• TASK INPUTS:
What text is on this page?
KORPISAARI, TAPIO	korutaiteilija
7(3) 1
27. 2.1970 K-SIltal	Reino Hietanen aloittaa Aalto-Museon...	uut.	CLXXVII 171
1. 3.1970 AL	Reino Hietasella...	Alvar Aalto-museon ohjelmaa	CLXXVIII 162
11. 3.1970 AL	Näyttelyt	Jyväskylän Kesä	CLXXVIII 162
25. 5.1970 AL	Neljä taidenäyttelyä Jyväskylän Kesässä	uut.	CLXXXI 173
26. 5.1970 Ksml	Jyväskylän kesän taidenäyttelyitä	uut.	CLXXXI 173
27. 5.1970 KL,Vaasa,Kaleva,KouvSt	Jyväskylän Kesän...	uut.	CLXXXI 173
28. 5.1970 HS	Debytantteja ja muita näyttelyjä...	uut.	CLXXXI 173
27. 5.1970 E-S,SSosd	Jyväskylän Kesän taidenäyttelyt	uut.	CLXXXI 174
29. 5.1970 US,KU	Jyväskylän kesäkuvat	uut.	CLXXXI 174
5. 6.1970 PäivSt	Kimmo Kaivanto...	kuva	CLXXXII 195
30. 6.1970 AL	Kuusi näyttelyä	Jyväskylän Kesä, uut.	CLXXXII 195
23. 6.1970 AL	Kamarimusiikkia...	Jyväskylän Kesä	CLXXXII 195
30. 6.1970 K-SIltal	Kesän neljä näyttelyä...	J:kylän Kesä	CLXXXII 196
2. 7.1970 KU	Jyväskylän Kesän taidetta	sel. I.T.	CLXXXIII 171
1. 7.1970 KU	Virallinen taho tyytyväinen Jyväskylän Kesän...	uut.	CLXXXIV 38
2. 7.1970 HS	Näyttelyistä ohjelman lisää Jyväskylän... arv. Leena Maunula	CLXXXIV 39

==

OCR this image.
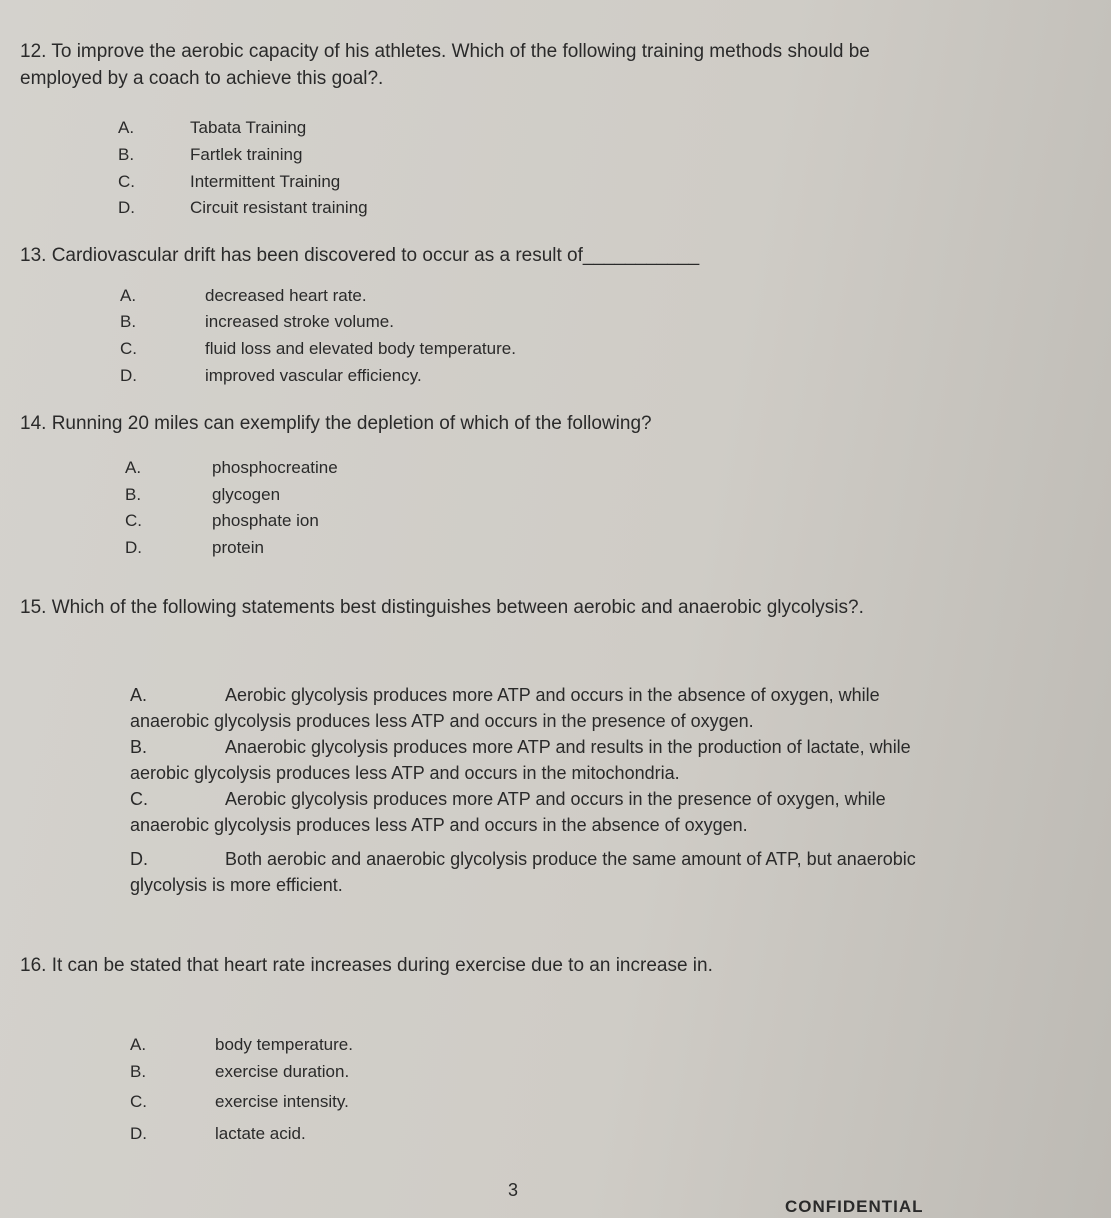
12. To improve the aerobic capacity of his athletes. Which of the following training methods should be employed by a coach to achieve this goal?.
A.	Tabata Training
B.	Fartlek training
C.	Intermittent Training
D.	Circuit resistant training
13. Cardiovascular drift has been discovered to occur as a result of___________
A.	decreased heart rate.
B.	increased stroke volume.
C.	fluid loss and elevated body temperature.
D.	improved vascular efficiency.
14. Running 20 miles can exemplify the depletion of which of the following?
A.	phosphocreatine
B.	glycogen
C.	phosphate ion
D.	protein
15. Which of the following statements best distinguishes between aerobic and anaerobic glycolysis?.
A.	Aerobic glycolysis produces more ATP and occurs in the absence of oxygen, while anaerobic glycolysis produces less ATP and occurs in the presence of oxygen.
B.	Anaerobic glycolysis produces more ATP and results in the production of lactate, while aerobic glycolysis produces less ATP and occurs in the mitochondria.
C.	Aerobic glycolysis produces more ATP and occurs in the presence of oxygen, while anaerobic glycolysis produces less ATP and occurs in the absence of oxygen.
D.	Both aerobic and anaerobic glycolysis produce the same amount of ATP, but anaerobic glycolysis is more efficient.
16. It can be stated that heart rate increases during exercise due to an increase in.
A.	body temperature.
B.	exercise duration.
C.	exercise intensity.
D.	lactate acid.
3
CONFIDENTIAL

• PROBLEM:
Say how many lines of the material above include the word "Jyväskylän", giving the number alone.

• RESPONSE TO THIS TASK:
11